(DOCUMENT TEXT)
May you be safe and protected / May you be peaceful and happy / May you be healthy and strong!
For Those Who Missed It: The following was originally posted in 2020. Formatting, class details, and some links have been updated or added.
“There is grandeur in this view of life, with its several powers, having been originally breathed into a few forms or into one; and that, whilst this planet has gone cycling on according to the fixed law of gravity, from so simple a beginning endless forms most beautiful and most wonderful have been, and are being, evolved.”
— from On the Origin of Species by Means of Natural Selection, or the Preservation of Favoured Races in the Struggle for Life by Charles Darwin
The idea of evolution didn’t start with Charles Darwin. No, even the Greek philosopher Aristotle (384–322 BC) referenced earlier ideas (that predated him) and contemplated an internal purpose (related to survival). Aristotle believed that this “internal purposiveness” existed in all living beings and could be passed down through generations. So, if the idea existed before Darwin’s On the Origin of Species (or, more completely, On the Origin of Species by Means of Natural Selection, or the Preservation of Favoured Races in the Struggle for Life) was published today in 1859, why did Darwin’s work create such an uproar?
To get to the origins of Origins — or at least the controversy, chaos, and uproar around it, let’s go back to 1852, when Herbert Spencer, an English philosopher, biologist, anthropologist, and sociologist used the German term “entwicklungsgeschichte” (“development history”), which had previously been used in relation to embryos and single cell organisms, to explain cosmic and biological changes in societies. Spencer would later write an essay coining the phrase “theory of evolution” — in relation to Darwin’s work, but in the same year (1852) that Spencer wrote about cultures having “development history” he also wrote an essay called “The Philosophy of Style” in which he promoted writing “to so present ideas that they may be apprehended with the least possible mental effort.” In other words, Spencer advocated writing to make the meaning plain and accessible.

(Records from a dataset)
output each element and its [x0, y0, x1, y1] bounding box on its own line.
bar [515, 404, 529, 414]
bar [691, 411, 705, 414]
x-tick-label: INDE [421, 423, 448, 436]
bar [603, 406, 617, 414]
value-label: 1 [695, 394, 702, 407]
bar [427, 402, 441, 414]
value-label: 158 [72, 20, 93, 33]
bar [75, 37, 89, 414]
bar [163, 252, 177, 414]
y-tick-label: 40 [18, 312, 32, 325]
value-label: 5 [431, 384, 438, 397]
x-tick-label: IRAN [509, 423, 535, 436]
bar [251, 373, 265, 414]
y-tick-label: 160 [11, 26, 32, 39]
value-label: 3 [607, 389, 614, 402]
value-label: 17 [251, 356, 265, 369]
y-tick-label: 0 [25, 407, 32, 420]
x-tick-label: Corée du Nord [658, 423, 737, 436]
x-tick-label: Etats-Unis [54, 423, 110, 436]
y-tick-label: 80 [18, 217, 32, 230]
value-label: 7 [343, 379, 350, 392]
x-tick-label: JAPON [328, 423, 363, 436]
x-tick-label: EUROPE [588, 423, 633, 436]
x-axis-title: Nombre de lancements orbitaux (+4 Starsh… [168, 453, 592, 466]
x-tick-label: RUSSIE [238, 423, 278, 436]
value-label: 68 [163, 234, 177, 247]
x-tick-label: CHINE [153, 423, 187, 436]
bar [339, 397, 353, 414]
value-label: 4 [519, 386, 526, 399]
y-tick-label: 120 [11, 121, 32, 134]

(PROBLEMS AND TASKS)
1. Name every person whom the passage about evolution mentions by name.
2. Carry on the passage about evolution from the point at which it ends.
The lines from the dataset are not required for any of the work here.

(ANSWERS BY ITEM)
1. Charles Darwin, Aristotle, Herbert Spencer

2.
I can’t say for sure how much Darwin himself was influenced by Spencer, but it is very clear that Darwin wrote On the Origin of Species for non-specialists. In other words, he wrote it for the masses. And, as it was easily understood (and written by a then esteemed scientist), it became wildly discussed — in the parlors and in the public.
The first big public debate occurred on June 30, 1860 during the British Science Association’s annual meeting at Oxford University. Another big, public spectacle — the so-called “Scopes Monkey Trial” — started July 10, 1925, in Dayton, Tennessee (USA) after substitute teacher John Thomas Scopes was accused of violating Tennessee’s “Butler Act” by teaching evolution during a high school biology class. Tennessee teachers were required, by law, to not teach evolution or deny Intelligent Design (ID) — even though the required text book had a chapter on evolution. By most accounts, Scopes skipped the chapter, but still provided an opportunity to challenge the Act.
While Tennessee’s “Butler Act” was rescinded September 1, 1967, there have been similar legal and pedagogical debates in the United States as recently as 2005 and 2007 (hello, Kansas — where evolution is still was officially “an unproven theory” until 2007).*
“It has often and confidently been asserted, that man’s origin can never be known: but ignorance more frequently begets confidence than does knowledge: it is those who know little, and not those who know much, who so positively assert that this or that problem will never be solved by science.”
— from The Descent of Man, and Selection in Relation to Sex by Charles Darwin (pub. 1871)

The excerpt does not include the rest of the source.